Dati di annotazione dei riquadri
━━━━━━━━━━━━━━━━━━━━
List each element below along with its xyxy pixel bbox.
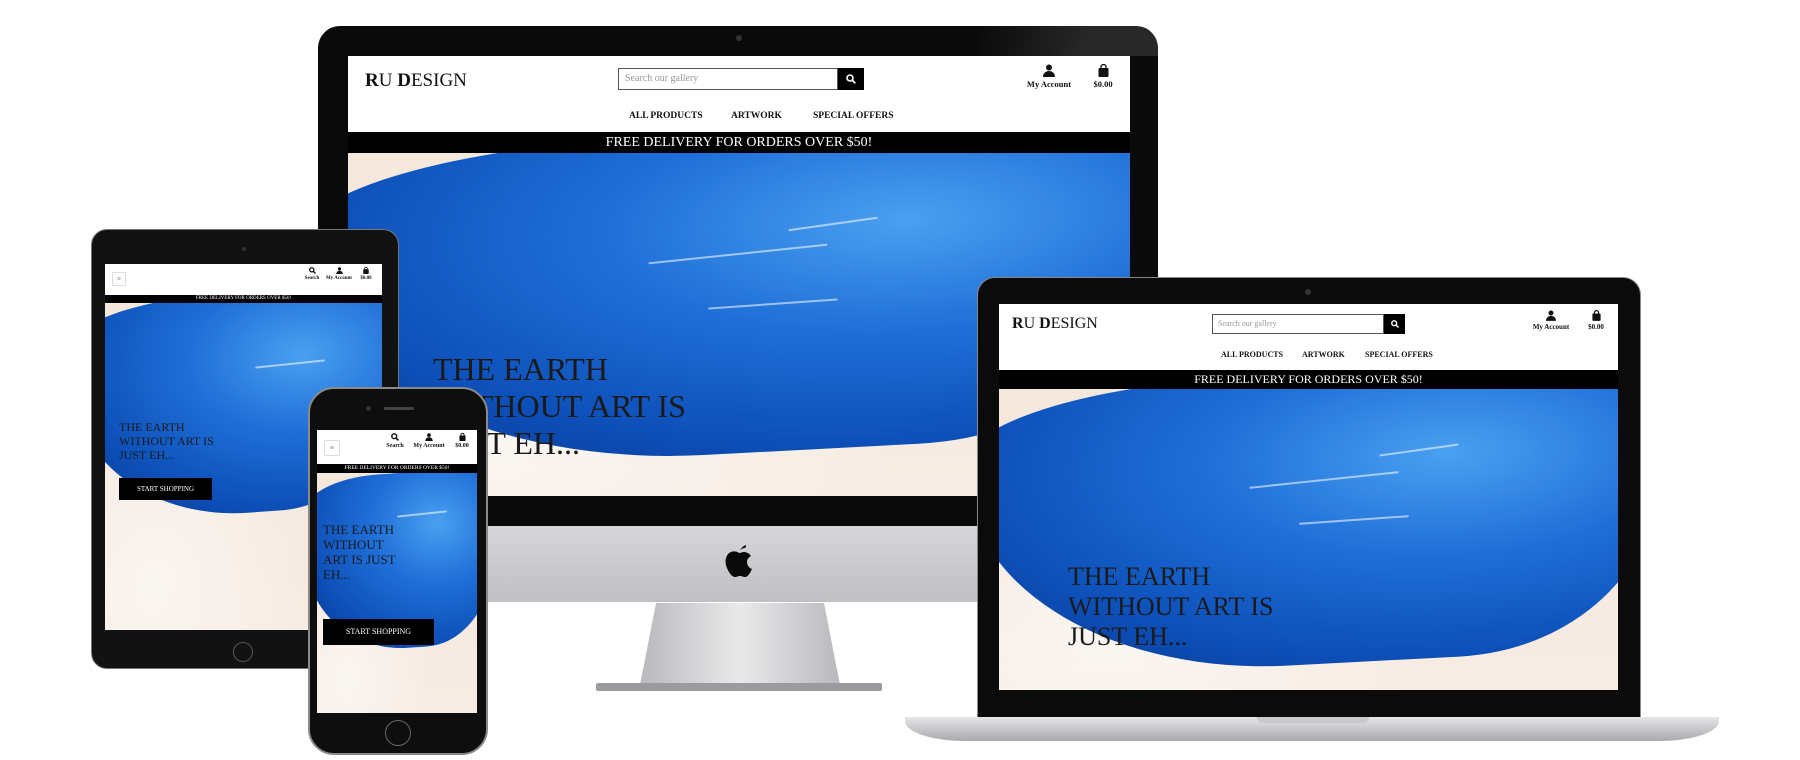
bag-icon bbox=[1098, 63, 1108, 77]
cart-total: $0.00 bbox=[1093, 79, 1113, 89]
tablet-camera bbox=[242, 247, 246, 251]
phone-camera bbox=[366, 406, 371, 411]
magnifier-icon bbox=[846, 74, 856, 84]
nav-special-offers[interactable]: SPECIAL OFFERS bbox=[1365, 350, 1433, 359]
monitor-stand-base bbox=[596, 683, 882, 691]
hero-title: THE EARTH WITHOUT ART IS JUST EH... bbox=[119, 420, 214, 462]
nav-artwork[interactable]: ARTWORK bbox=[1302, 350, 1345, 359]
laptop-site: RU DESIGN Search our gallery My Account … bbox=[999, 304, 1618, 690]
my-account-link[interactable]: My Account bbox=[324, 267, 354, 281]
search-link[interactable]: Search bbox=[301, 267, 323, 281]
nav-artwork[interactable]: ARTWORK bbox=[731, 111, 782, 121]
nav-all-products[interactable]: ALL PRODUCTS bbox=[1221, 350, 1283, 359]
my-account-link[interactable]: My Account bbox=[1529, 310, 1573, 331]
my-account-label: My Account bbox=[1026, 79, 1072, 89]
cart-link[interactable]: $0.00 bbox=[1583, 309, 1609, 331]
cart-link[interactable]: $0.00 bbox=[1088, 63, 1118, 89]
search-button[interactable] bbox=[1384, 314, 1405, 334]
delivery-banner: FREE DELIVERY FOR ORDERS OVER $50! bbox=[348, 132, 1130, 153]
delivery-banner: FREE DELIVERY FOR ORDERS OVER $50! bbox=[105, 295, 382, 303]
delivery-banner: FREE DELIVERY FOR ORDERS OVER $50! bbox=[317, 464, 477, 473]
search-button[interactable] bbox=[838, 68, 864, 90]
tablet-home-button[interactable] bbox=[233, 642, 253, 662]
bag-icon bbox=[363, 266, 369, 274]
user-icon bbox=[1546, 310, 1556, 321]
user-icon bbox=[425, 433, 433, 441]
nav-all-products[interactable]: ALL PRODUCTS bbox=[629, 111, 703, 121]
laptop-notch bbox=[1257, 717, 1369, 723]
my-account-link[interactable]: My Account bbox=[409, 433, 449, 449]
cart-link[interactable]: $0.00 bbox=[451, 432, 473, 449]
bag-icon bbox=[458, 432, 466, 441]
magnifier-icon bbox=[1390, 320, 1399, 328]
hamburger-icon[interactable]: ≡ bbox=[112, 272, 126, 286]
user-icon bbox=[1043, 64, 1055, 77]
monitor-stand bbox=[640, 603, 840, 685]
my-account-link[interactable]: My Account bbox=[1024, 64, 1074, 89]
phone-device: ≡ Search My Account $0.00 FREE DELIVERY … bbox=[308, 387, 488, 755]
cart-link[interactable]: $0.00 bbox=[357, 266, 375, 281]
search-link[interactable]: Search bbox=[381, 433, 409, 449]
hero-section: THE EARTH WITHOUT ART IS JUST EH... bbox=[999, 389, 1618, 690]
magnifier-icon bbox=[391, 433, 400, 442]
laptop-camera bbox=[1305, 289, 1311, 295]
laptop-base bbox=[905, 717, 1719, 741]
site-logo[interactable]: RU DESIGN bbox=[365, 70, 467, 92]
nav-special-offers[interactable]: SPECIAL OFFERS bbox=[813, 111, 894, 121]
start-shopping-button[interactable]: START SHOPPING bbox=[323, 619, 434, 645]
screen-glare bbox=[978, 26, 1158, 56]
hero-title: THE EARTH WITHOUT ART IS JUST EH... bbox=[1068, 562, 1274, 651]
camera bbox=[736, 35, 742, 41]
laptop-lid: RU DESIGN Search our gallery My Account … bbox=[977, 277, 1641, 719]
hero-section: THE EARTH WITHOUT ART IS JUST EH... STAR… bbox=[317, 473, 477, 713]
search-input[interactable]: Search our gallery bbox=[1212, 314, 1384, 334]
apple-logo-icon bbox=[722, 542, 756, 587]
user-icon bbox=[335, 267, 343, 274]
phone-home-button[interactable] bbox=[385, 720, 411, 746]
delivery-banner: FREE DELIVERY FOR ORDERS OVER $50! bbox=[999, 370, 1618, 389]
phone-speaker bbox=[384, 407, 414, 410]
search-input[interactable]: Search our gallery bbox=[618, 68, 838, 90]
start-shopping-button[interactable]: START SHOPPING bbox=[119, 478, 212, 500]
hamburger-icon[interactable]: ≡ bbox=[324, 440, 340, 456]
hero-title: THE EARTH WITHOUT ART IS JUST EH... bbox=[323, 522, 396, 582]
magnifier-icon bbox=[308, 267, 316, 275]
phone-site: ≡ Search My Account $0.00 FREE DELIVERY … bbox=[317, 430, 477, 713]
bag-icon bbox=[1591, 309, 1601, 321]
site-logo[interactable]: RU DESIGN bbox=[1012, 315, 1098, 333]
━━━━━━━━━━━━━━━━━━━━
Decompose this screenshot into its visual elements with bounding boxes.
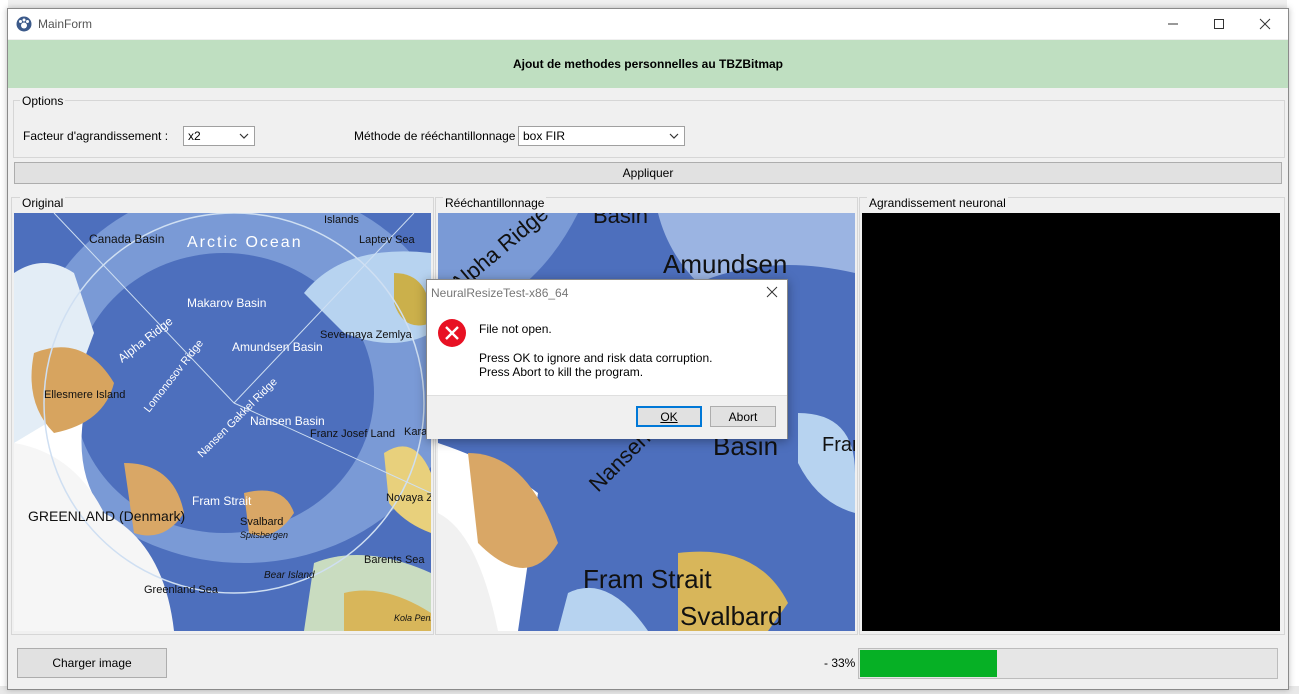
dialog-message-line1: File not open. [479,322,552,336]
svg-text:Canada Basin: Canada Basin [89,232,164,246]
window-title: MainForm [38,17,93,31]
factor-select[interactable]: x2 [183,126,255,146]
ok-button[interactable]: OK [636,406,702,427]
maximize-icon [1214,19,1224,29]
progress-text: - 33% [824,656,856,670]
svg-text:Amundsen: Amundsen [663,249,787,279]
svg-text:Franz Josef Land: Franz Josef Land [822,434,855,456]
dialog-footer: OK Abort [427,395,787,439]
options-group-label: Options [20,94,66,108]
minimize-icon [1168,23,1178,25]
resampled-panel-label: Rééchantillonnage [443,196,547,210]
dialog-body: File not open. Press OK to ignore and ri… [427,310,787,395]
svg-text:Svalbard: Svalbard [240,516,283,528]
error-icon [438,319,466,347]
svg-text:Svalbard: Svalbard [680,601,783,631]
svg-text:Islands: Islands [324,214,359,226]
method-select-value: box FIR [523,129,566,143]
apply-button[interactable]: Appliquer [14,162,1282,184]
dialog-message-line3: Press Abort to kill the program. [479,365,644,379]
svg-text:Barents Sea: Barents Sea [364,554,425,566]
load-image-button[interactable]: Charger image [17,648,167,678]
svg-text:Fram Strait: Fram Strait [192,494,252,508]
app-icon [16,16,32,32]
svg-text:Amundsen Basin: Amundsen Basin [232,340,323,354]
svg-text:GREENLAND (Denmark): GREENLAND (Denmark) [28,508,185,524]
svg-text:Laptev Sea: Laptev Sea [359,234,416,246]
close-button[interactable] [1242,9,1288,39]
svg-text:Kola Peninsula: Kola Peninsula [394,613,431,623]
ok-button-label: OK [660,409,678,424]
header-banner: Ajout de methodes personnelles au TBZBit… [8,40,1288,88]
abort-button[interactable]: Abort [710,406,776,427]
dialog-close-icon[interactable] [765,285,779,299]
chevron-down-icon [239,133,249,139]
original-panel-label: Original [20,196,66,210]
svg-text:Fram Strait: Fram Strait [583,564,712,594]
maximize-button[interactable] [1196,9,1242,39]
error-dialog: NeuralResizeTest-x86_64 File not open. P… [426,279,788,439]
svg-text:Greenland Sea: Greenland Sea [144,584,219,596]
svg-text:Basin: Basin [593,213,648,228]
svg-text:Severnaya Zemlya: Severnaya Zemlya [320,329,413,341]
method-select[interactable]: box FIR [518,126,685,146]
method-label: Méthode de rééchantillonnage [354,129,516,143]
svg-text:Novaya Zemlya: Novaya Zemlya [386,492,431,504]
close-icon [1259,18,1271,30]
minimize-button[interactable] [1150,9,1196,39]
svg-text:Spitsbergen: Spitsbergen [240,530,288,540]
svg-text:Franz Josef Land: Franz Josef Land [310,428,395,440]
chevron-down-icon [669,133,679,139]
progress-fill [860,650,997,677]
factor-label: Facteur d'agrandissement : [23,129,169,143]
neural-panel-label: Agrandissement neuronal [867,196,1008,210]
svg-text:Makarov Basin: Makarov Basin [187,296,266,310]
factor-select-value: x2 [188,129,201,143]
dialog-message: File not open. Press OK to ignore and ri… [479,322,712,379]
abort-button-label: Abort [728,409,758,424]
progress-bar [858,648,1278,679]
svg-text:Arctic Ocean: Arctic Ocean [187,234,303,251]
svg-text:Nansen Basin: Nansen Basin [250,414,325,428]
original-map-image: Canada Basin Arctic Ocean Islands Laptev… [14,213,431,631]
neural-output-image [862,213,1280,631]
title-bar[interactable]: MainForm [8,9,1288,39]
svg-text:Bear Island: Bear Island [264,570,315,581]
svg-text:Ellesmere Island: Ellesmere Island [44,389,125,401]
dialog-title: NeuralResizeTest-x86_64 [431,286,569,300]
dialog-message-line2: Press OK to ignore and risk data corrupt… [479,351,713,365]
━━━━━━━━━━━━━━━━━━━━
COSA FARE
Per favore, restituisci tutte le righe dei dati che contengono la stringa "FREE".

RISPOSTA AL COMPITO
delivery-banner: FREE DELIVERY FOR ORDERS OVER $50! bbox=[348, 132, 1130, 153]
delivery-banner: FREE DELIVERY FOR ORDERS OVER $50! bbox=[105, 295, 382, 303]
delivery-banner: FREE DELIVERY FOR ORDERS OVER $50! bbox=[317, 464, 477, 473]
phone-device: ≡ Search My Account $0.00 FREE DELIVERY … bbox=[308, 387, 488, 755]
delivery-banner: FREE DELIVERY FOR ORDERS OVER $50! bbox=[999, 370, 1618, 389]
phone-site: ≡ Search My Account $0.00 FREE DELIVERY … bbox=[317, 430, 477, 713]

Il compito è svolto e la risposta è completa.